● WHAT IS EXPECTED
Transcribe each entry below exactly. Pictures do not go in the copy.

● Figure content listings
• • • • • • •

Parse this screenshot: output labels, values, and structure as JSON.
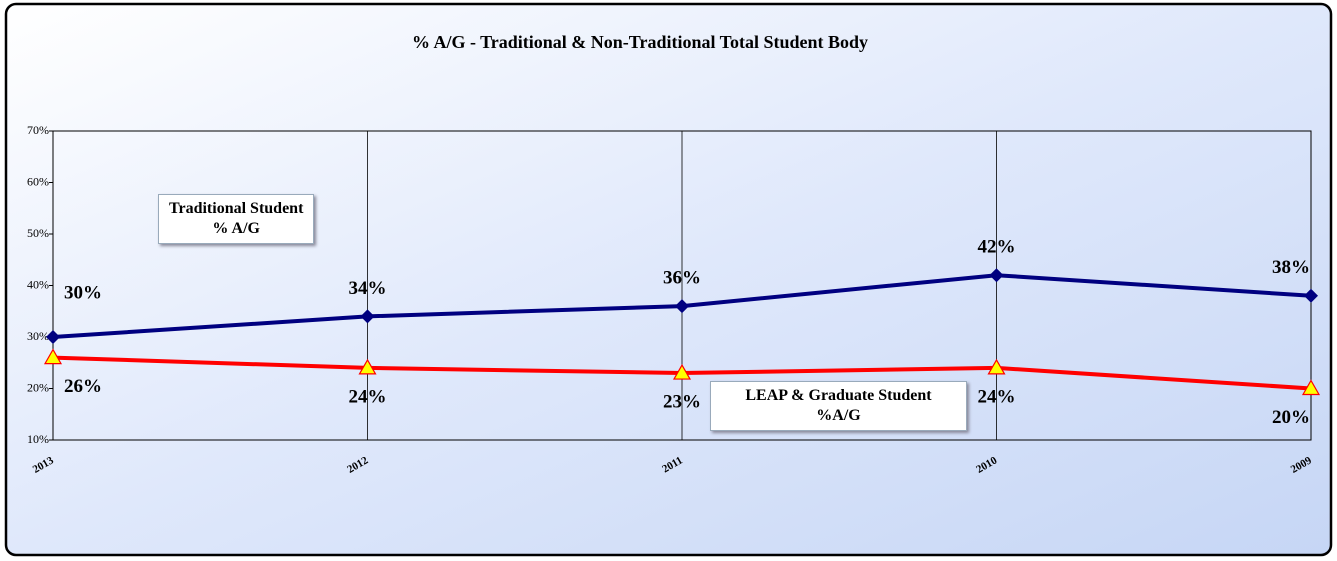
{
  "chart_data": {
    "type": "line",
    "title": "% A/G - Traditional & Non-Traditional Total Student Body",
    "categories": [
      "2013",
      "2012",
      "2011",
      "2010",
      "2009"
    ],
    "series": [
      {
        "name": "Traditional Student\n% A/G",
        "color": "#000080",
        "marker": "diamond",
        "values": [
          30,
          34,
          36,
          42,
          38
        ],
        "value_labels": [
          "30%",
          "34%",
          "36%",
          "42%",
          "38%"
        ]
      },
      {
        "name": "LEAP & Graduate Student\n%A/G",
        "color": "#ff0000",
        "marker": "triangle",
        "values": [
          26,
          24,
          23,
          24,
          20
        ],
        "value_labels": [
          "26%",
          "24%",
          "23%",
          "24%",
          "20%"
        ]
      }
    ],
    "ylim": [
      10,
      70
    ],
    "yticks": [
      {
        "value": 10,
        "label": "10%"
      },
      {
        "value": 20,
        "label": "20%"
      },
      {
        "value": 30,
        "label": "30%"
      },
      {
        "value": 40,
        "label": "40%"
      },
      {
        "value": 50,
        "label": "50%"
      },
      {
        "value": 60,
        "label": "60%"
      },
      {
        "value": 70,
        "label": "70%"
      }
    ],
    "grid": "vertical"
  }
}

• • • • • • •

● TASK OUTPUT
Parse this screenshot: output labels, values, and structure as JSON.
{
  "chart_data": {
    "type": "line",
    "title": "% A/G - Traditional & Non-Traditional Total Student Body",
    "categories": [
      "2013",
      "2012",
      "2011",
      "2010",
      "2009"
    ],
    "series": [
      {
        "name": "Traditional Student\n% A/G",
        "color": "#000080",
        "marker": "diamond",
        "values": [
          30,
          34,
          36,
          42,
          38
        ],
        "value_labels": [
          "30%",
          "34%",
          "36%",
          "42%",
          "38%"
        ]
      },
      {
        "name": "LEAP & Graduate Student\n%A/G",
        "color": "#ff0000",
        "marker": "triangle",
        "values": [
          26,
          24,
          23,
          24,
          20
        ],
        "value_labels": [
          "26%",
          "24%",
          "23%",
          "24%",
          "20%"
        ]
      }
    ],
    "ylim": [
      10,
      70
    ],
    "yticks": [
      {
        "value": 10,
        "label": "10%"
      },
      {
        "value": 20,
        "label": "20%"
      },
      {
        "value": 30,
        "label": "30%"
      },
      {
        "value": 40,
        "label": "40%"
      },
      {
        "value": 50,
        "label": "50%"
      },
      {
        "value": 60,
        "label": "60%"
      },
      {
        "value": 70,
        "label": "70%"
      }
    ],
    "grid": "vertical"
  }
}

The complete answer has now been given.